# Written task
Rewrite the corn price passage from "Re: Corn... Scott" through "tends to fall.", putting "gathered" in place of "harvested".

# Given passage
This chart of corn--good for pigs, cattle, and humans, shows it at three-year low at $2.10 a bushel and shows the danger of playing commodities as an alternate to stocks. Granted, energy is a commodity that has gone up, as has Wal-Mart. But insights of Julian Simon on how technology lowers costs of commodities when scarcity arises, and stays there, and insights of anyone who's studied economics and realizes that the rate of return on non-innovative businesses falls to the treasury yield, should be noted.

Re: Corn... Michael Stallings comments:

In looking at the dates when it appeared that corn peaked, I believe that those are "pre-harvest" dates. And, as there was a lack of adequate moisture at that time, it is possible that the forecast was for a low corn crop. But, now we are getting towards "post-harvest" and as mother nature and the mistress of the markets are sisters, for one sent rain, the crop grew and now it looks like it will be a bumper crop, in some states, and the mistress reversed her course again, catching those who weren't vigilant. Haven't looked at soybeans, but would imagine that the two old girls did the same thing there. Farmers in Kansas are smiling again.

Re: Corn... Scott Barrie writes:

U.S. corn is planted in the spring (Late March/April/early May) and is harvested in October/November. The crop pollinates in late June/early July as the crop "silks".  Note, these times are national averages - hence will not fit a specific area to a "T". However, I believe you will find most of the highs in the corn market and the most strength is found in the period from planting through pollination. Corn prices tend towards strength this time of the year as future supply is at risk. However, once the crop is "made", it tends to fall.

(Element region listings)

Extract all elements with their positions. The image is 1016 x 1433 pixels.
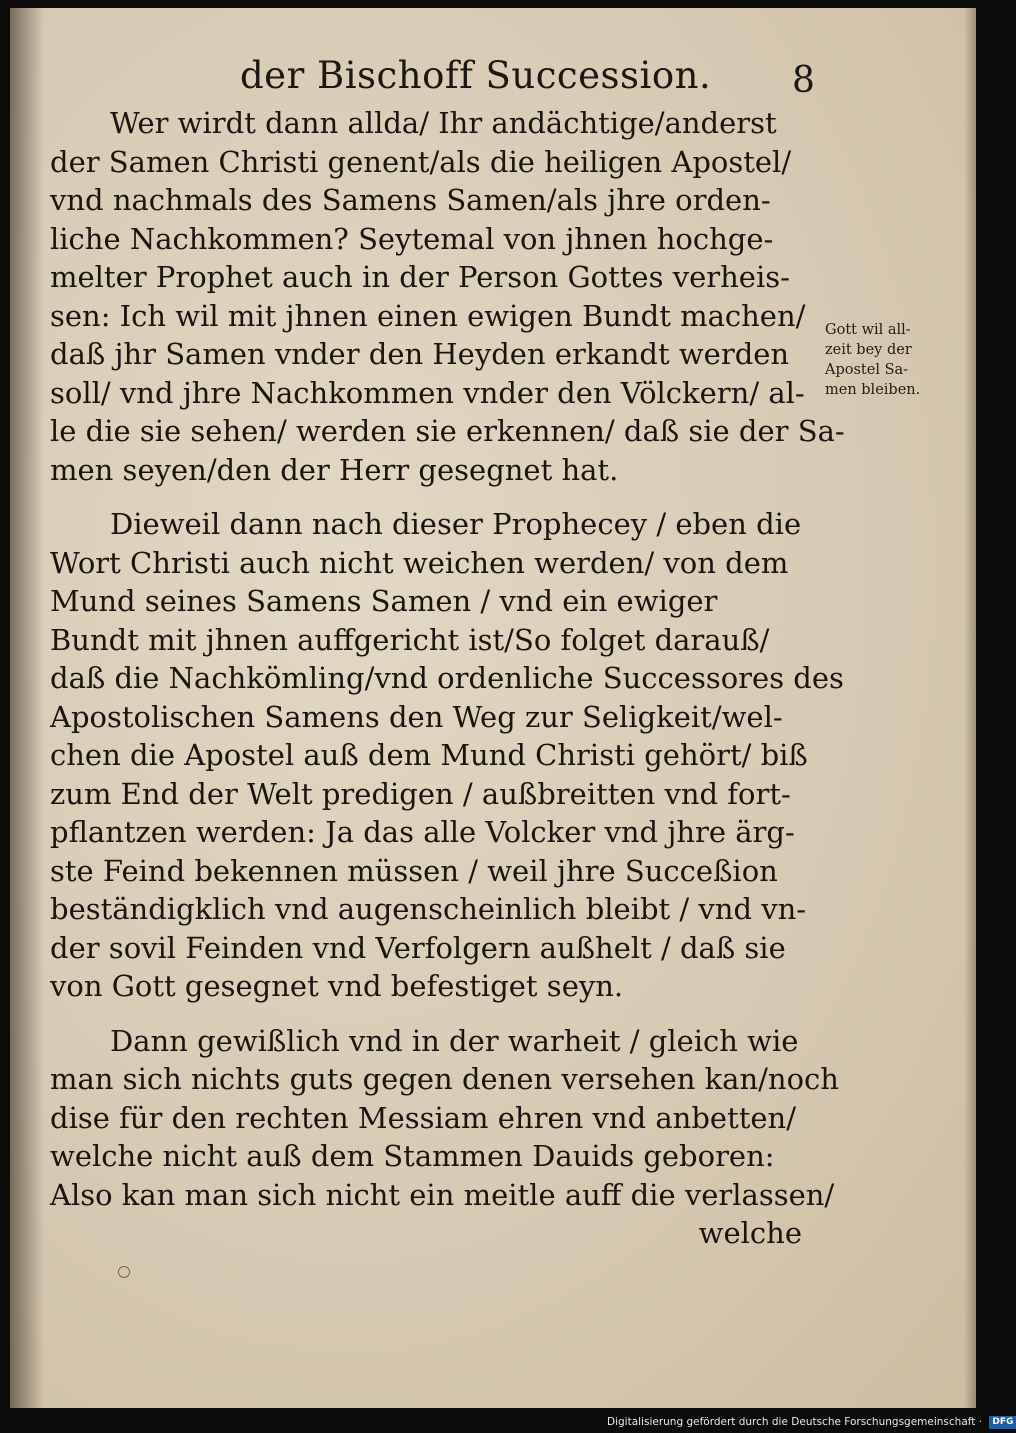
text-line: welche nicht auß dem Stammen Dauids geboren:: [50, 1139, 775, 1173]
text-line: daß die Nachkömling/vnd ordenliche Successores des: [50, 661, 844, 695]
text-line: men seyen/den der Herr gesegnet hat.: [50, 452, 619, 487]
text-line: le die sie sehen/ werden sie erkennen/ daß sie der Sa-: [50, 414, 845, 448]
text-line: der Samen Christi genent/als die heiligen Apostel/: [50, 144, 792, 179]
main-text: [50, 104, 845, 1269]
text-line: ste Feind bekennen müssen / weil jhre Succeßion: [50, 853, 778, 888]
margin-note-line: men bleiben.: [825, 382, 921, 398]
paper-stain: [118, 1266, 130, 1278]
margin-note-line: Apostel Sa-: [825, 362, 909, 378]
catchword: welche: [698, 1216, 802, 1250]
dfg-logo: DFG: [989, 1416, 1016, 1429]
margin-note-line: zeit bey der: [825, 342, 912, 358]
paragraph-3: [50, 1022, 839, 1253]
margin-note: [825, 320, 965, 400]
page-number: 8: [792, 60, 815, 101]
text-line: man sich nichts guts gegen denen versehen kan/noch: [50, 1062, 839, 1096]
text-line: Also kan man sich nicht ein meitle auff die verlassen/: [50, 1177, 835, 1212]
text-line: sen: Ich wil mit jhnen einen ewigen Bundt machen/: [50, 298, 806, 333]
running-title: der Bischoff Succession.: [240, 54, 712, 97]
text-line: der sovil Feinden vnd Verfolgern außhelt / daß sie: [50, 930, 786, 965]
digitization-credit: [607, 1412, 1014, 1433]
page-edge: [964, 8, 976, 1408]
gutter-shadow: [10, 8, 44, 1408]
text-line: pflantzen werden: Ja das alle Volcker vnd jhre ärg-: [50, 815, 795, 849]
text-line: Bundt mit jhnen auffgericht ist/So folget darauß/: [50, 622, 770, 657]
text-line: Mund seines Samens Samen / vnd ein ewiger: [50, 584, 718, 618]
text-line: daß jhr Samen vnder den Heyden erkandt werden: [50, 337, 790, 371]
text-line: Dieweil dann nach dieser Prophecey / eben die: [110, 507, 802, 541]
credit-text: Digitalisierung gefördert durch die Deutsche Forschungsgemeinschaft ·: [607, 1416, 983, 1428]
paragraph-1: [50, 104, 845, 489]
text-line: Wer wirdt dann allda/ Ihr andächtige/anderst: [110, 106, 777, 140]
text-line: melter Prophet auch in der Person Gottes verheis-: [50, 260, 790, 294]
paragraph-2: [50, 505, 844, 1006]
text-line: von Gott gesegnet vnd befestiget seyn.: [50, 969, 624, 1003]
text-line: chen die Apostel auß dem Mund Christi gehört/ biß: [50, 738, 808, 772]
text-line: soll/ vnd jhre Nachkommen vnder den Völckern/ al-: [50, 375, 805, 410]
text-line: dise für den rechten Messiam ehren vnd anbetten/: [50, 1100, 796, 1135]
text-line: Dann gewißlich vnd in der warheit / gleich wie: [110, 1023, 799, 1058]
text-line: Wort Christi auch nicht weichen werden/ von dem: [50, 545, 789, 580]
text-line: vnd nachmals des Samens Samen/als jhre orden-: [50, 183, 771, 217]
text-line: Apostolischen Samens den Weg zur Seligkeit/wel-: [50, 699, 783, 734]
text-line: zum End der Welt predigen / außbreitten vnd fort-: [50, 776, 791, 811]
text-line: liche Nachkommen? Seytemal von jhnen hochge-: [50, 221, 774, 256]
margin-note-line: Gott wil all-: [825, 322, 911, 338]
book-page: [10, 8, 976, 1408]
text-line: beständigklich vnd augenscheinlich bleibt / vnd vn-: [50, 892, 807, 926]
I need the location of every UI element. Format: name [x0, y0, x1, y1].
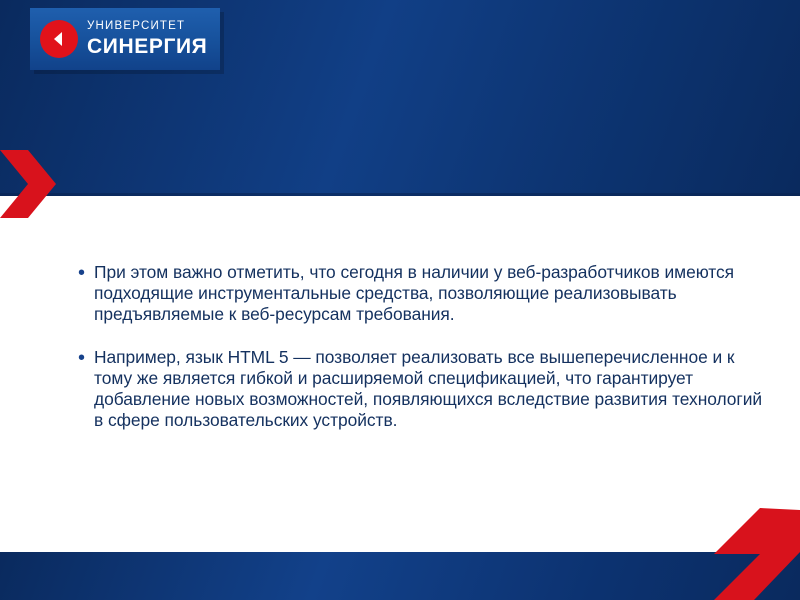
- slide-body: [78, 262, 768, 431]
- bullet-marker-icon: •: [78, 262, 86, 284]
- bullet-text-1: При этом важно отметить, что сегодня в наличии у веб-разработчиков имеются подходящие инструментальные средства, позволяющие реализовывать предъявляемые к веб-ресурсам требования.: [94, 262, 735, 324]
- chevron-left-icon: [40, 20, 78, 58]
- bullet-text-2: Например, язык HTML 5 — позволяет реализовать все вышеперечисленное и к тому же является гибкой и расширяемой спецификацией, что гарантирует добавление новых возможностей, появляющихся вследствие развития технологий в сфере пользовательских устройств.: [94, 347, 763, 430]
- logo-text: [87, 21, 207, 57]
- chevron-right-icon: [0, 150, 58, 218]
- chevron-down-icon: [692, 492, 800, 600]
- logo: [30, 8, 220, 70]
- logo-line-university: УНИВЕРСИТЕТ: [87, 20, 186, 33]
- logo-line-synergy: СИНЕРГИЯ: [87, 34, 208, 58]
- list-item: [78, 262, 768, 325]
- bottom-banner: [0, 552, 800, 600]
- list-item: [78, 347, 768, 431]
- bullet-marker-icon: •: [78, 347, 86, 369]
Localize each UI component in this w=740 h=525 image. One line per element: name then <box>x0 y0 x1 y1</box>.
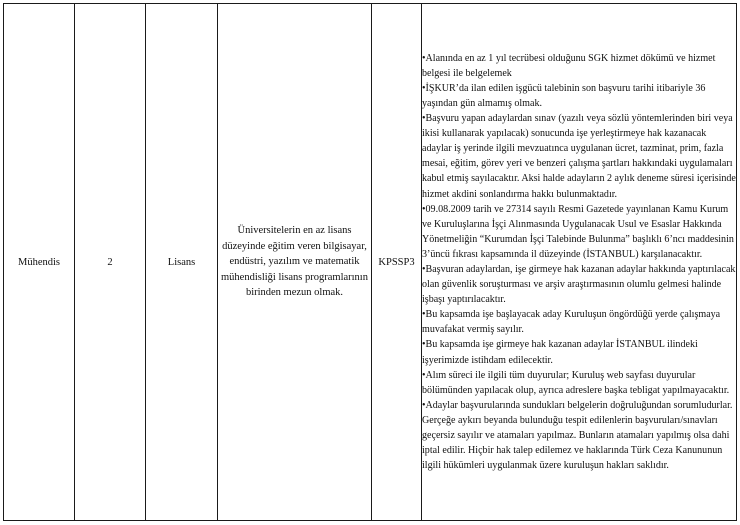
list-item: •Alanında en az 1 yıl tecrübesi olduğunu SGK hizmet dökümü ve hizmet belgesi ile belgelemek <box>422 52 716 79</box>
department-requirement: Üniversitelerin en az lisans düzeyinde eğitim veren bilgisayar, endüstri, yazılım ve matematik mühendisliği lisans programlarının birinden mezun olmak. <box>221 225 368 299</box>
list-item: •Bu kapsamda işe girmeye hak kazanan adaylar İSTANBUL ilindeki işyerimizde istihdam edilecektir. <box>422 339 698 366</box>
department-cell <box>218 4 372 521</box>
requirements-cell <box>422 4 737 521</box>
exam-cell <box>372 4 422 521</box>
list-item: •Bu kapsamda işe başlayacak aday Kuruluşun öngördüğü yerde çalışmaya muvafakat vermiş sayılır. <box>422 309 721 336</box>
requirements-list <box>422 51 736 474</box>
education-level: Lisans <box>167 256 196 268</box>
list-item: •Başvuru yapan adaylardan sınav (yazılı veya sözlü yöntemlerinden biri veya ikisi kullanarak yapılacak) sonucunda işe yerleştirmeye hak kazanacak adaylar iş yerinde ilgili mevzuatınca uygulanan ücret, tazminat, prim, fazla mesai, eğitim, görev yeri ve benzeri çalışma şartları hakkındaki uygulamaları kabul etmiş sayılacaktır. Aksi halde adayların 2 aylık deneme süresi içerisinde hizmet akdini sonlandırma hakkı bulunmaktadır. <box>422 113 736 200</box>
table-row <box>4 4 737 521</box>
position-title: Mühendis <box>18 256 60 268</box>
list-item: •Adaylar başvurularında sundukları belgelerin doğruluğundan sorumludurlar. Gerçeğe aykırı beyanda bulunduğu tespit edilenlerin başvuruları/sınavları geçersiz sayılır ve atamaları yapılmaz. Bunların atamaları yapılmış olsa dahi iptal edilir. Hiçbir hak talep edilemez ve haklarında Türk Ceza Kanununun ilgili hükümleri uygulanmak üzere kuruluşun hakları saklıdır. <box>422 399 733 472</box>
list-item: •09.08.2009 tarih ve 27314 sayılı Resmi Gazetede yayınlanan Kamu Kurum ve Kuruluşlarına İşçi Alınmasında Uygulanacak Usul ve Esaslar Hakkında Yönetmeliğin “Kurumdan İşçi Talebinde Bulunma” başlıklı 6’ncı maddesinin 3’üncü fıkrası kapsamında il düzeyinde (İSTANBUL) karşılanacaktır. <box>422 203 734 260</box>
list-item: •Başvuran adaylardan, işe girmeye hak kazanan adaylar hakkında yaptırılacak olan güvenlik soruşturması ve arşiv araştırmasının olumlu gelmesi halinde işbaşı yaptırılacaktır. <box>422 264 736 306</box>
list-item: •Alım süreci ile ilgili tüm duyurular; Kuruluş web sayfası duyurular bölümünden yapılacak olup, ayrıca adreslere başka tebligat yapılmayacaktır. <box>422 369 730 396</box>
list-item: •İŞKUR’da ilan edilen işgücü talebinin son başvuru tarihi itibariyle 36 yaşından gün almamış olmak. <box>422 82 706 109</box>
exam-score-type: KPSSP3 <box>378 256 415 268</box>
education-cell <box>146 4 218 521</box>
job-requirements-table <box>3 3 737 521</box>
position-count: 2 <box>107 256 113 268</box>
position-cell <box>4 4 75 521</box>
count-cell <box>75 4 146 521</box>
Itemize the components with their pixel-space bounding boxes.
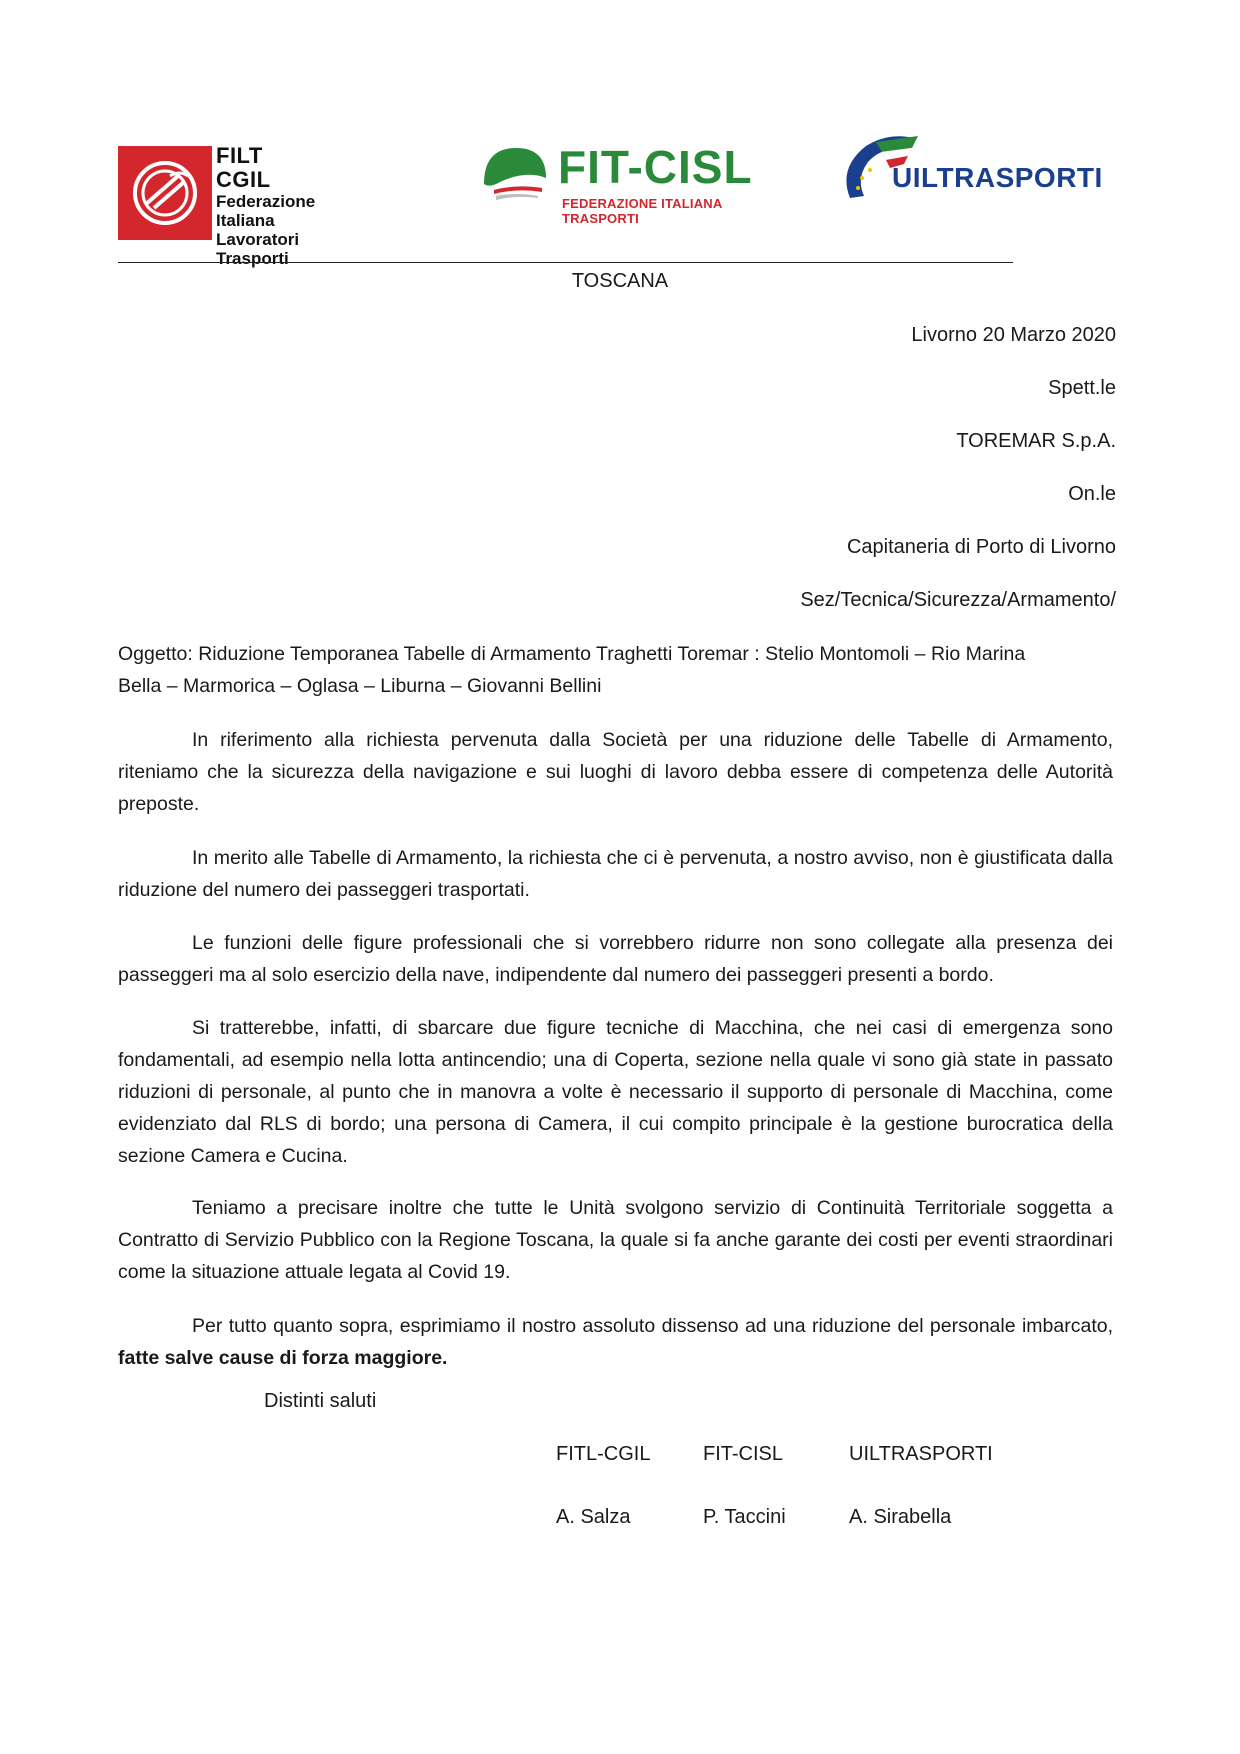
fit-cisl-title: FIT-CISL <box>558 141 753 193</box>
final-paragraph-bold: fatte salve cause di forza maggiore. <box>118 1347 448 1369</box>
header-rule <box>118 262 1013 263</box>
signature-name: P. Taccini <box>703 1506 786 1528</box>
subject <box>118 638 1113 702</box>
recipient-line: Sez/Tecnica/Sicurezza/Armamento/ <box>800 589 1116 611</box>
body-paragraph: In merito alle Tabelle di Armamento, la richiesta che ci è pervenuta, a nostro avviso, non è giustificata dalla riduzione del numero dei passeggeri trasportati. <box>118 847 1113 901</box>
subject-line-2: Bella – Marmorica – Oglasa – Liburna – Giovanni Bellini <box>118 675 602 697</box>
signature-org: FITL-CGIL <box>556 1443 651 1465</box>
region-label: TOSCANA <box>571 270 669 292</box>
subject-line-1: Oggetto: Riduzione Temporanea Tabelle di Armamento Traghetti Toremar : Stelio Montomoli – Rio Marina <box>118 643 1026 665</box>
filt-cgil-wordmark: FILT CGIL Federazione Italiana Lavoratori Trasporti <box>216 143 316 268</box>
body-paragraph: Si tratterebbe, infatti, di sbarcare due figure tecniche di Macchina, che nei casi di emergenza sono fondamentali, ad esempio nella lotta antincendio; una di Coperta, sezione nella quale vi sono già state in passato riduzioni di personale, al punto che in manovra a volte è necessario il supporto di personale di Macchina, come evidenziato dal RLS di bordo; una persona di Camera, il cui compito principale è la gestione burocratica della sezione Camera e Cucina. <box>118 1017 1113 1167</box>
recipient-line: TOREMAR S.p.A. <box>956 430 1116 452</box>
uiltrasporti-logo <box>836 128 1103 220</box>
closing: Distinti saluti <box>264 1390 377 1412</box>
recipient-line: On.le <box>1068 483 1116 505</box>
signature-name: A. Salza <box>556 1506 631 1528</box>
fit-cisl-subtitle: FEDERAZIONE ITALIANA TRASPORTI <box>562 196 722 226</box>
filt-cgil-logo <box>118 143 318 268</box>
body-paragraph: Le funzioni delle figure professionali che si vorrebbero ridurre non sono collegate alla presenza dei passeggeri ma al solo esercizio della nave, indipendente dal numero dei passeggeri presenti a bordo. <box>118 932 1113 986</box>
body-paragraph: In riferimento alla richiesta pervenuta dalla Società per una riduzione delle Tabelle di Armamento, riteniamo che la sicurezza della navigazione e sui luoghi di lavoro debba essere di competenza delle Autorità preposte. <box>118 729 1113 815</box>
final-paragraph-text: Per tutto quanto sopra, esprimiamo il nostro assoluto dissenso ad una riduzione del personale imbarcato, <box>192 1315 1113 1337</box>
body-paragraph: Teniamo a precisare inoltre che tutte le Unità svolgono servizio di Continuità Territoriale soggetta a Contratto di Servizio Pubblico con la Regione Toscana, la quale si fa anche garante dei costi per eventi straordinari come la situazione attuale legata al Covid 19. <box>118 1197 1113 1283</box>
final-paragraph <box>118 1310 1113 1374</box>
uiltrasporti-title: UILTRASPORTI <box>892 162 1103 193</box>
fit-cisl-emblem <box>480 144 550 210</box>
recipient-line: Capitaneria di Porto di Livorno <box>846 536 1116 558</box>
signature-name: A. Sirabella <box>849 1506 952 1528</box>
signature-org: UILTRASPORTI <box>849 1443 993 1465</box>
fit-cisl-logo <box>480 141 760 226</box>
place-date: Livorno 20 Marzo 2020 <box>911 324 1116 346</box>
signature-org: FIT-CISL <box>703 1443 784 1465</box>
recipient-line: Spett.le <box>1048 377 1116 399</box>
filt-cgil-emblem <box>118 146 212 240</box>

# Task solution
Re: Corn... Scott Barrie writes:

U.S. corn is planted in the spring (Late March/April/early May) and is gathered in October/November. The crop pollinates in late June/early July as the crop "silks".  Note, these times are national averages - hence will not fit a specific area to a "T". However, I believe you will find most of the highs in the corn market and the most strength is found in the period from planting through pollination. Corn prices tend towards strength this time of the year as future supply is at risk. However, once the crop is "made", it tends to fall.